Your instructions » With the pictures omitted, write out the entries that follow exactly as they stand.

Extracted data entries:
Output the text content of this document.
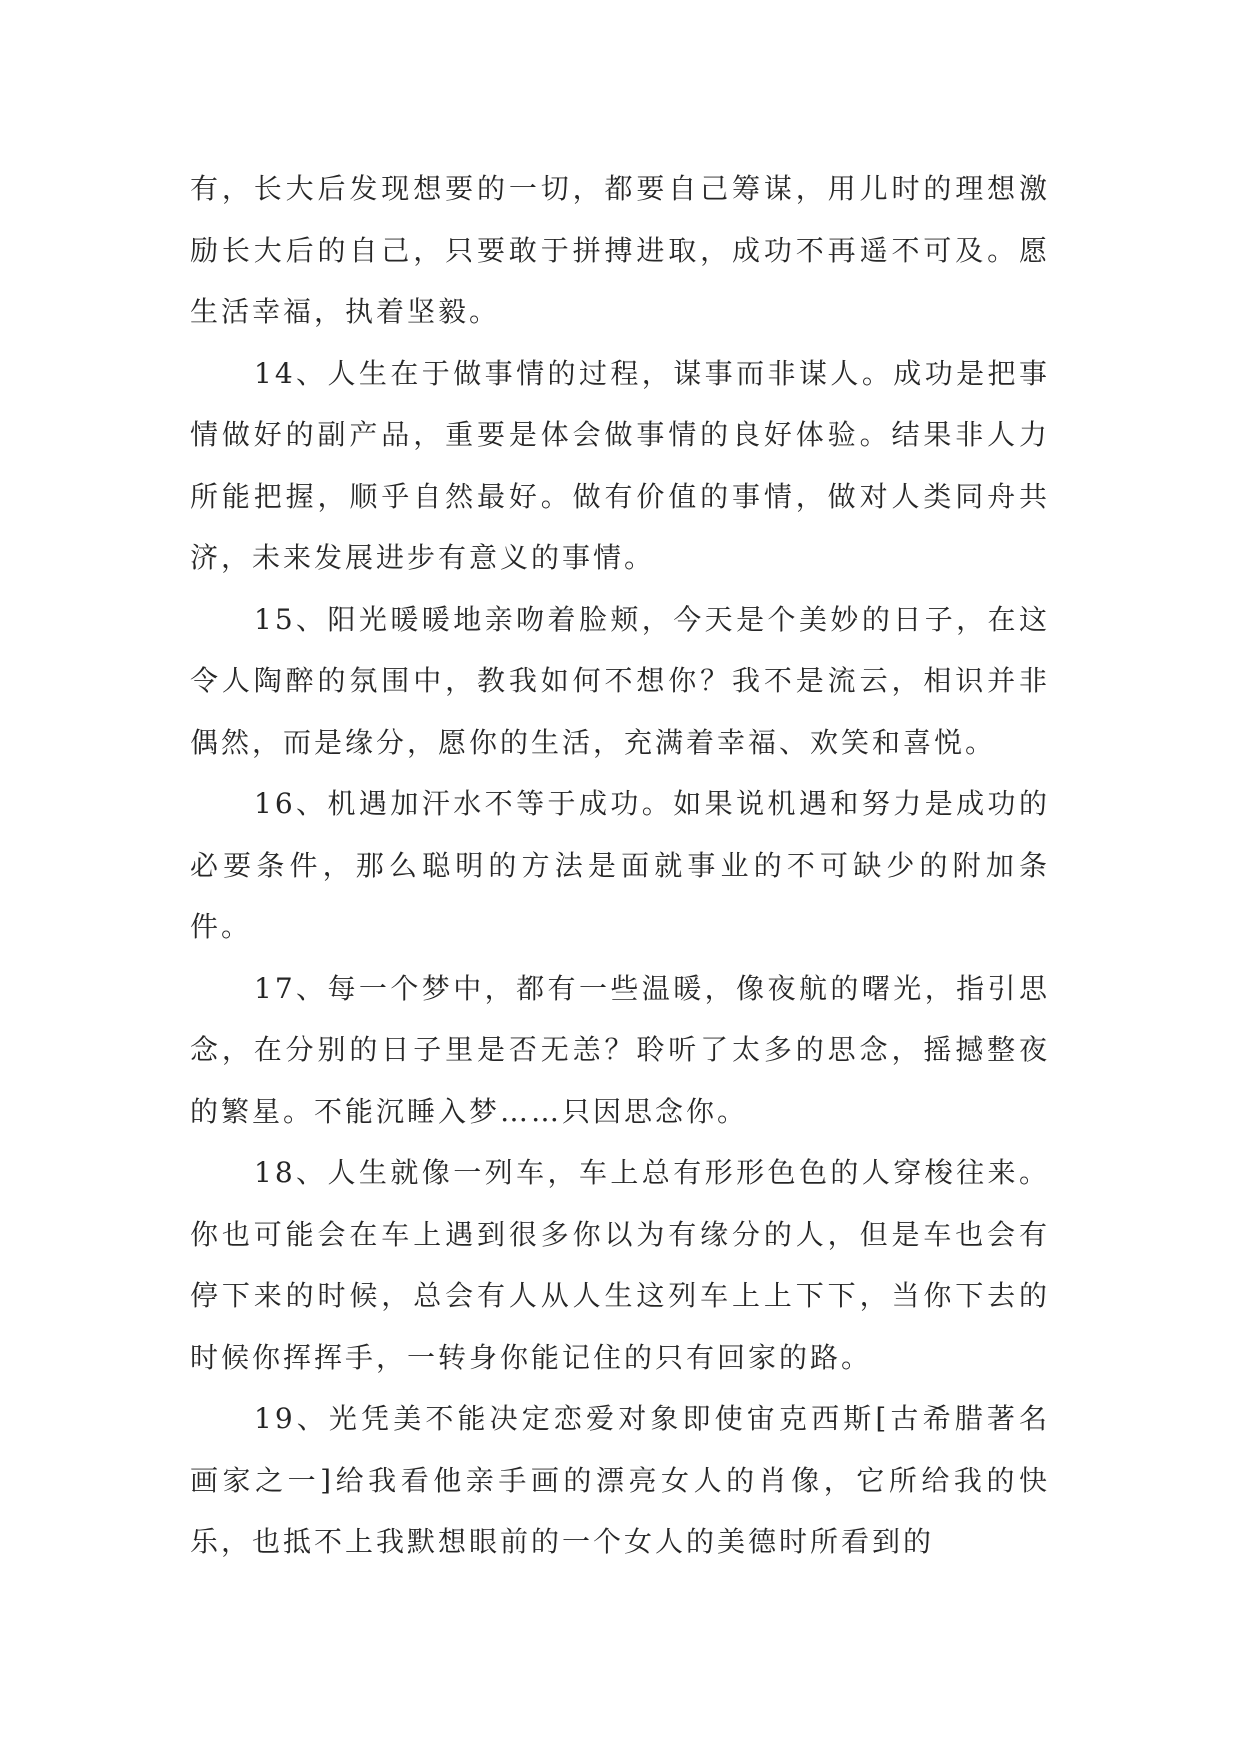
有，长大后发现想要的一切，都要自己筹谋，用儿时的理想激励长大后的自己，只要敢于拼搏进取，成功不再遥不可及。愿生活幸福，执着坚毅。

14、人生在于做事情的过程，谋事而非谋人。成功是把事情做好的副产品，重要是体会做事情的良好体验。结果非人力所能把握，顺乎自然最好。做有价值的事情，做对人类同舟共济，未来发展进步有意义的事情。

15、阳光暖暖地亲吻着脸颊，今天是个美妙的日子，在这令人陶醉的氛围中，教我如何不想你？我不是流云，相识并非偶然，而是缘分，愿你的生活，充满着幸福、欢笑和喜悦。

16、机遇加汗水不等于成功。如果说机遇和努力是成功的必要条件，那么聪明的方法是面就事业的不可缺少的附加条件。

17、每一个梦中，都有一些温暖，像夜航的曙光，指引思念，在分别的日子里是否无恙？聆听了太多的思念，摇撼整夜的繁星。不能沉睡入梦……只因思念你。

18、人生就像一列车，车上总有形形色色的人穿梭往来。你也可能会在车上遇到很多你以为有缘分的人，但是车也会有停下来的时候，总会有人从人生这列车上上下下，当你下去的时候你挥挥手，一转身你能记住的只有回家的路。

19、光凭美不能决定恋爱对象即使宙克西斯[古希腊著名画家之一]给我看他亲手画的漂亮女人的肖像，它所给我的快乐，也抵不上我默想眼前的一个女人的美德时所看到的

Solution to the problem »
Output the text content of this document.
有，长大后发现想要的一切，都要自己筹谋，用儿时的理想激励长大后的自己，只要敢于拼搏进取，成功不再遥不可及。愿生活幸福，执着坚毅。

14、人生在于做事情的过程，谋事而非谋人。成功是把事情做好的副产品，重要是体会做事情的良好体验。结果非人力所能把握，顺乎自然最好。做有价值的事情，做对人类同舟共济，未来发展进步有意义的事情。

15、阳光暖暖地亲吻着脸颊，今天是个美妙的日子，在这令人陶醉的氛围中，教我如何不想你？我不是流云，相识并非偶然，而是缘分，愿你的生活，充满着幸福、欢笑和喜悦。

16、机遇加汗水不等于成功。如果说机遇和努力是成功的必要条件，那么聪明的方法是面就事业的不可缺少的附加条件。

17、每一个梦中，都有一些温暖，像夜航的曙光，指引思念，在分别的日子里是否无恙？聆听了太多的思念，摇撼整夜的繁星。不能沉睡入梦……只因思念你。

18、人生就像一列车，车上总有形形色色的人穿梭往来。你也可能会在车上遇到很多你以为有缘分的人，但是车也会有停下来的时候，总会有人从人生这列车上上下下，当你下去的时候你挥挥手，一转身你能记住的只有回家的路。

19、光凭美不能决定恋爱对象即使宙克西斯[古希腊著名画家之一]给我看他亲手画的漂亮女人的肖像，它所给我的快乐，也抵不上我默想眼前的一个女人的美德时所看到的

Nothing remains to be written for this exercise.